• Exercise aim
In the data, extract each line that holds the string "poklopac".

>> START

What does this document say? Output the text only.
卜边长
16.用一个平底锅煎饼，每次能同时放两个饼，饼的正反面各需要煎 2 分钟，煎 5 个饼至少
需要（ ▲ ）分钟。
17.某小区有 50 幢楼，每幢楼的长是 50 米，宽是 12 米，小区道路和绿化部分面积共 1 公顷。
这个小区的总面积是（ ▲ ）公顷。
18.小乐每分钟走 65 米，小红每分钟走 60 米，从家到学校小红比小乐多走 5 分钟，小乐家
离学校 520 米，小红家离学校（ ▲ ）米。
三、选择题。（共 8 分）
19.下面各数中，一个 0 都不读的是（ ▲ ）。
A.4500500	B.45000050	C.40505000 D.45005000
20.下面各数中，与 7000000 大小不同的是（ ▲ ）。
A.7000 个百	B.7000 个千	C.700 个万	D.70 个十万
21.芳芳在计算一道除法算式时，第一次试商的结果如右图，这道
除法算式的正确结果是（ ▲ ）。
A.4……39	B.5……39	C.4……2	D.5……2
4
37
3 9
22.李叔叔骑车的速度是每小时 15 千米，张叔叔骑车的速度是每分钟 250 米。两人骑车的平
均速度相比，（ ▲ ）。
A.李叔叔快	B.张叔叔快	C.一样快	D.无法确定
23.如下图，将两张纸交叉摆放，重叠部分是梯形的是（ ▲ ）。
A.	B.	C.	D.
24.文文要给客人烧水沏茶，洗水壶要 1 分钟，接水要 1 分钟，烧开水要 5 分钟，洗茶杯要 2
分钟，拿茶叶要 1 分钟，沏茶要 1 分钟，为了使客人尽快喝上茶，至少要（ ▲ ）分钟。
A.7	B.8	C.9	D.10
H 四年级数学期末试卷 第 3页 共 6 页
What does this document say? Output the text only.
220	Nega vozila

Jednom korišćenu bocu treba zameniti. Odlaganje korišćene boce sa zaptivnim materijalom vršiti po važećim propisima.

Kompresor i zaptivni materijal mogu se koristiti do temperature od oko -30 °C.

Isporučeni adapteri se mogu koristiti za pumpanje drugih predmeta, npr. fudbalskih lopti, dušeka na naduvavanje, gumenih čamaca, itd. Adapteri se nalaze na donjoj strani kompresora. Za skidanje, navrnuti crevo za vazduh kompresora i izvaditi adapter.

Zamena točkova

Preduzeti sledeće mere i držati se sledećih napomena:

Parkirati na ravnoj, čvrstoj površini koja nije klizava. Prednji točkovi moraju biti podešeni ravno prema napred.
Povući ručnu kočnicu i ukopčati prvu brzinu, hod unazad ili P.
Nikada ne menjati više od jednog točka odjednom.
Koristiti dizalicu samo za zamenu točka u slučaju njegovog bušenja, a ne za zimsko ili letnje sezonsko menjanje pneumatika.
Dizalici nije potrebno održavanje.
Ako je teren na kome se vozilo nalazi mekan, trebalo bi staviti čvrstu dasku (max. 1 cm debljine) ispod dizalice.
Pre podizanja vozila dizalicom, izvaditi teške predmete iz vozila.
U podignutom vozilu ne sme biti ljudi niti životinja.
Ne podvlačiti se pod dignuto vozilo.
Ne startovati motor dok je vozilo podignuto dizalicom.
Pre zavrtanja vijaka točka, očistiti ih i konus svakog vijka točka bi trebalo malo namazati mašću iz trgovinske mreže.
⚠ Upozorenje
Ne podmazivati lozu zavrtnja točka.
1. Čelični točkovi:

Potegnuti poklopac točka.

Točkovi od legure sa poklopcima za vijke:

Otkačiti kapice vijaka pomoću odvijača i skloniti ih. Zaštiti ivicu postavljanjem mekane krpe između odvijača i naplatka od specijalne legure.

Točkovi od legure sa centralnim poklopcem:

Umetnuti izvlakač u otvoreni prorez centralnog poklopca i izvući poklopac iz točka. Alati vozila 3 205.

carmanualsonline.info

>> END

• Written response
Potegnuti poklopac točka.
Umetnuti izvlakač u otvoreni prorez centralnog poklopca i izvući poklopac iz točka. Alati vozila 3 205.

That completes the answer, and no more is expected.